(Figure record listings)
○ ○ ○ ○ ○ ○ ○

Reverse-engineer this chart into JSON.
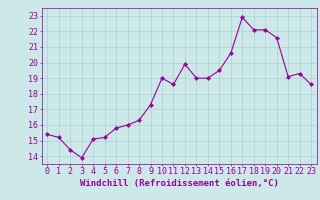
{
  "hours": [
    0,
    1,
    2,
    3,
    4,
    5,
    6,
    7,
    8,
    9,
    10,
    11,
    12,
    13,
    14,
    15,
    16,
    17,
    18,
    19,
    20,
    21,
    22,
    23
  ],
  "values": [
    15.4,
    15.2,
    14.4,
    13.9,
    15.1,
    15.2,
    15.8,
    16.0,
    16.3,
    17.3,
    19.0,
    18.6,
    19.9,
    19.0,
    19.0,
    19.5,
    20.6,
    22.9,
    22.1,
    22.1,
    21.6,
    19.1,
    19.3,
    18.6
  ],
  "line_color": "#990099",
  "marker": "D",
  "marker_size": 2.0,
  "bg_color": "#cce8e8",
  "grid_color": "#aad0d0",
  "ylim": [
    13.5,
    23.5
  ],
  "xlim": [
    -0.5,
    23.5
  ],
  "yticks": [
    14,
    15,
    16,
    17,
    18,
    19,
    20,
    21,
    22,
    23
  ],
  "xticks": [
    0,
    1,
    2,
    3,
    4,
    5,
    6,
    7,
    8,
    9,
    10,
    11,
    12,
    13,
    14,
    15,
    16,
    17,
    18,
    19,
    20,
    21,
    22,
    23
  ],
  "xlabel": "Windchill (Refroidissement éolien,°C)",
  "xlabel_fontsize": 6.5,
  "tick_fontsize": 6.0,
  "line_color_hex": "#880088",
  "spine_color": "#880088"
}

○ ○ ○ ○ ○ ○ ○

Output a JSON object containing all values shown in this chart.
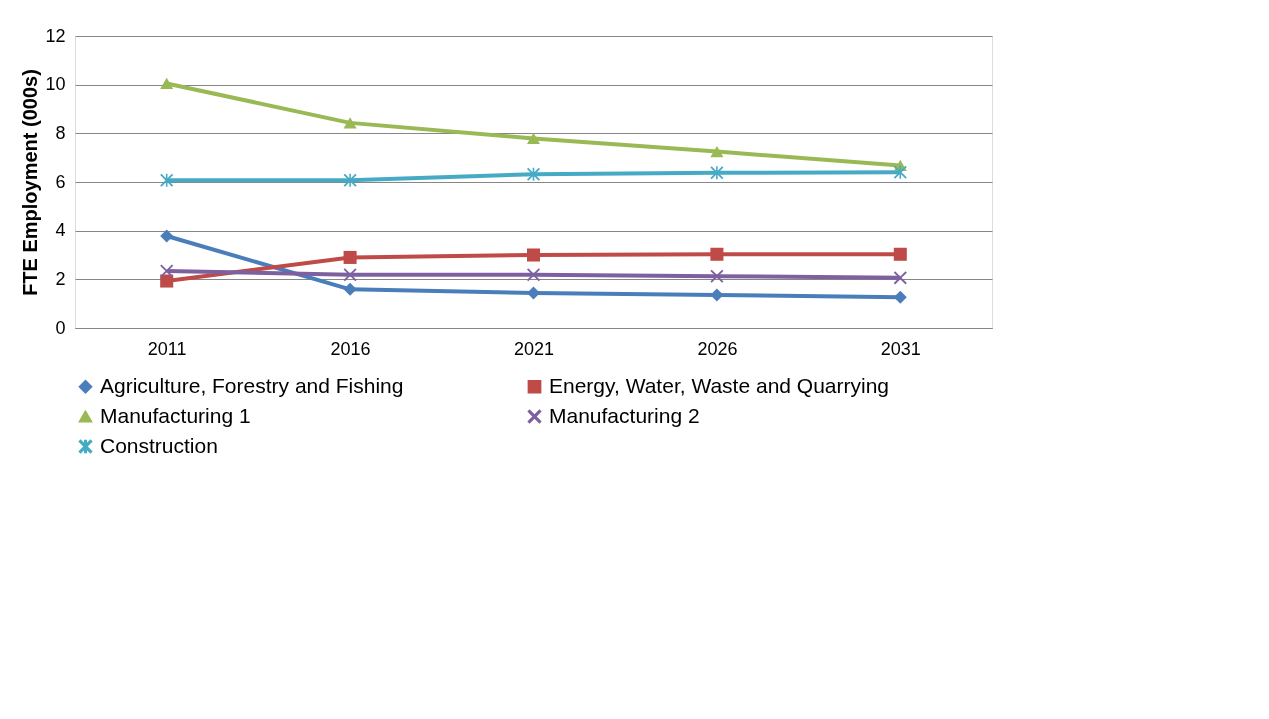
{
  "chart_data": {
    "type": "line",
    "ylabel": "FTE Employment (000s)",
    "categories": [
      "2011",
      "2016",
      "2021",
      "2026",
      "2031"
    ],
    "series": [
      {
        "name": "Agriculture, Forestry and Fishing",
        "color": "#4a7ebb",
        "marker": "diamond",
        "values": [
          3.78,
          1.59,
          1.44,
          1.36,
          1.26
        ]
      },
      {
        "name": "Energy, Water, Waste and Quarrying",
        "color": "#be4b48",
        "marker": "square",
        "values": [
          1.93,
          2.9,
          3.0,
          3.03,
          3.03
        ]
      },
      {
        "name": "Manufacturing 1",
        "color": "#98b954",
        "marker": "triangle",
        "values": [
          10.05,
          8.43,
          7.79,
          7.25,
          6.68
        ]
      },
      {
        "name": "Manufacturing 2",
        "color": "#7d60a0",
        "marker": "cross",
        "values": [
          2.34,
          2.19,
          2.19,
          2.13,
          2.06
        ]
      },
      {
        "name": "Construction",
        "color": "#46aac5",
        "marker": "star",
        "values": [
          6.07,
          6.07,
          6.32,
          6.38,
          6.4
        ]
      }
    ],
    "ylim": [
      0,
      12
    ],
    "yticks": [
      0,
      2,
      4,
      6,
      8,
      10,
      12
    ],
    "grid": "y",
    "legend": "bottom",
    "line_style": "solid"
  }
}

○ ○ ○ ○ ○ ○ ○

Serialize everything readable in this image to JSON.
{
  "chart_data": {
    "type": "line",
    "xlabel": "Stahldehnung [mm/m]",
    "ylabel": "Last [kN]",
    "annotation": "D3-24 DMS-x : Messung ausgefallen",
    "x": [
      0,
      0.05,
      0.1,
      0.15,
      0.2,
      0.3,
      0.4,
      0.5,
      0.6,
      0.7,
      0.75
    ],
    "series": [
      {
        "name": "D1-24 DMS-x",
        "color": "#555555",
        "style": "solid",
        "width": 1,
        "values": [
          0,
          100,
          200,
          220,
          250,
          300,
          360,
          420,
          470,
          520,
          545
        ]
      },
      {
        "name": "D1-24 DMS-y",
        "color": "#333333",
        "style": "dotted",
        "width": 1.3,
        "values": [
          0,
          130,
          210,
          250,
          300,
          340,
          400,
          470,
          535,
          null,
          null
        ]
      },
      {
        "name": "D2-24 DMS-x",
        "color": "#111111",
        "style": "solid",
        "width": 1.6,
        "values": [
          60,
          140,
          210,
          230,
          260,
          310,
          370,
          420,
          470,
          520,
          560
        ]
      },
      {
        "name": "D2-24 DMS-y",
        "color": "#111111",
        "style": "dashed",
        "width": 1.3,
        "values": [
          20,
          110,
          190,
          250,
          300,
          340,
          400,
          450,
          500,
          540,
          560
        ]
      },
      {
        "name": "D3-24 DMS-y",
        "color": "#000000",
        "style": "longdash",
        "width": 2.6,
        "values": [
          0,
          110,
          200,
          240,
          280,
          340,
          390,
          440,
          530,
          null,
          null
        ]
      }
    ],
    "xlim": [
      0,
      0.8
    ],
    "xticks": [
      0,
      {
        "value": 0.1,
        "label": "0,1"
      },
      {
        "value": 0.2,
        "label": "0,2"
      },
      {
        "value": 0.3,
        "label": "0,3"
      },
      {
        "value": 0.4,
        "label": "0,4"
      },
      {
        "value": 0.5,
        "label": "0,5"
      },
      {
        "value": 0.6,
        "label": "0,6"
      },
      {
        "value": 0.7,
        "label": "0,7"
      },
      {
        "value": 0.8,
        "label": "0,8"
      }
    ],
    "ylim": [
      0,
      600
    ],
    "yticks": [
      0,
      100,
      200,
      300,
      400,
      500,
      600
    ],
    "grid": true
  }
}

○ ○ ○ ○ ○ ○ ○

• _TASK DESCRIPTION_
Gather from the data above every line with the string "width".

• _TASK SOLUTION_
        "width": 1,
        "width": 1.3,
        "width": 1.6,
        "width": 1.3,
        "width": 2.6,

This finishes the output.